══ Page text

This development effort may require significant resources, which would adversely affect our business, results of operations and financial
condition. Any failure of our products and solutions to operate effectively with evolving or new software platforms and technologies
could reduce the demand for our products and solutions. If we are unable to respond to these changes in a cost-effective manner, our
products and solutions may become less marketable and less competitive or obsolete, and our business, results of operations and financial
condition could be adversely affected.
Security
incidents and attacks on our products or solutions could lead to significant costs and disruptions that could harm our business, financial
results, and reputation.
Our
business is dependent on providing our customers with safe, reliable and high-quality software solutions. Maintaining the security and
availability of our systems, network, and the security of information we hold is a critical issue for us and our customers. Attacks on
our customers and our own network are frequent and take a variety of forms. Malicious actors can attempt to fraudulently induce employees
or suppliers to disclose sensitive information through spamming, phishing, or other tactics. We may be subject to cyber-attacks from
third parties. If attacks like these were to occur in the future and if we do not have the systems and processes in place to respond
to them, our business could be harmed.
The
costs incurred by us to avoid or alleviate cyber or other security problems and vulnerabilities may be significant. However, our efforts
to address these problems and vulnerabilities may not be successful. Any significant breach of our security measures could:
| ● | lead
to the dissemination of proprietary information or sensitive, personal, or confidential data
about us, our employees, or our customers—including personally identifiable information
of individuals involved with our customers and their end-users; |
| ● | lead
to interruptions or degradation of performance in our products and solutions; |
| ● | threaten
our ability to provide our customers with access to our products and solutions, and negatively
affect our abilities to retain existing customers; |
| ● | generate
negative publicity about us; |
| ● | result
in litigation and increased legal liability or fines; or |
| ● | lead
to governmental inquiry or oversight. |
The
occurrence of any of these events could harm our business or damage our brand and reputation, lead to customer credits, loss of customers,
higher expenses, and possibly impede our present and future success in retaining and attracting new customers. Security incidents or
attacks on our infrastructure would be damaging to our reputation and could harm our business.
Similar
security risks exist with respect to our business partners and our third-party suppliers for information technology support services
and administrative functions. As a result, we are subject to the risk that cyber-attacks on our business partners and third-party suppliers
may adversely affect our business even if an attack or breach does not directly impact our systems. It is also possible that security
breaches sustained by our competitors could result in negative publicity for our entire industry that indirectly harms our reputation
and diminishes demand for our platform.

════
══ Record excerpts

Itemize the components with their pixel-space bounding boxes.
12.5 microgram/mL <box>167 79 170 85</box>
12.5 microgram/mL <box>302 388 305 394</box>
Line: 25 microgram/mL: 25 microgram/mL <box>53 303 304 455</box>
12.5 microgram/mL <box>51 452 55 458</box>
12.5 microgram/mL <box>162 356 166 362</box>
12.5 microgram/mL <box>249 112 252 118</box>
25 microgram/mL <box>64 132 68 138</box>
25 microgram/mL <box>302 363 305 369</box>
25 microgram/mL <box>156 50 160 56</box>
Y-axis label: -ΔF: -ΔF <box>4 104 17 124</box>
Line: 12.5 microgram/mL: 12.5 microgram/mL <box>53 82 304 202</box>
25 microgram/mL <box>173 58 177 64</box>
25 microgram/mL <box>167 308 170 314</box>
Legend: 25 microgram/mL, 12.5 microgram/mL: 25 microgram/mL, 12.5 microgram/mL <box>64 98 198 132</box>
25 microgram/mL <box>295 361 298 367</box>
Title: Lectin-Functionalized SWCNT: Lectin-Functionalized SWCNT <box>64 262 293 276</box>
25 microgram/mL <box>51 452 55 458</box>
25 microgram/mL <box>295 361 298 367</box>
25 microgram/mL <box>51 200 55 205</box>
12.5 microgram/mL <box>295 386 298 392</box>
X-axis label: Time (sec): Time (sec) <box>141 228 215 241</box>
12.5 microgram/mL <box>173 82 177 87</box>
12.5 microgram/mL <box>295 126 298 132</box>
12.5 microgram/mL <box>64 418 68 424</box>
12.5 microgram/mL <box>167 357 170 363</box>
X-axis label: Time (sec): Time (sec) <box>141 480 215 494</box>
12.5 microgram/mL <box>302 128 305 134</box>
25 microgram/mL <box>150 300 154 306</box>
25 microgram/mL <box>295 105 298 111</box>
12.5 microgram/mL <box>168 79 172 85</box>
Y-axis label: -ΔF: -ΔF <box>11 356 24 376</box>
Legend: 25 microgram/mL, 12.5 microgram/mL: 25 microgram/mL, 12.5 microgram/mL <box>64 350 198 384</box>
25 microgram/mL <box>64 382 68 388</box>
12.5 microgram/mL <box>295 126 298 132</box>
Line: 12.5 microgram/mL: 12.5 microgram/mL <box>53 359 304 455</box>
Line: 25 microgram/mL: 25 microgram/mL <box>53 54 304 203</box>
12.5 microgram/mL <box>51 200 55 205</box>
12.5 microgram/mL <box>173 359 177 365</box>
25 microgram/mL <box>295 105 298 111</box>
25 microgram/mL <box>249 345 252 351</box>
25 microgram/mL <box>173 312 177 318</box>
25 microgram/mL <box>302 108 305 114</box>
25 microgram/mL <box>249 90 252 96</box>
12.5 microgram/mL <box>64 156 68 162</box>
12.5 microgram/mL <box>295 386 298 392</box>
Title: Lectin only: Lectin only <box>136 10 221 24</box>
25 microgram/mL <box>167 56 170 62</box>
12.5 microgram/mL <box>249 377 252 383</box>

════

- _Required tasks_
a – According to the page text on security risks, what tactics might malicious actors use to get employees or suppliers to disclose sensitive information?
b – Extract, word for word, the stretch of the listing from its first line through the line that contains "12.5 microgram/mL <box>162 356 166 362</box>".

- _Expected outputs_
a – Spamming, phishing, or other tactics.

b –
Itemize the components with their pixel-space bounding boxes.
12.5 microgram/mL <box>167 79 170 85</box>
12.5 microgram/mL <box>302 388 305 394</box>
Line: 25 microgram/mL: 25 microgram/mL <box>53 303 304 455</box>
12.5 microgram/mL <box>51 452 55 458</box>
12.5 microgram/mL <box>162 356 166 362</box>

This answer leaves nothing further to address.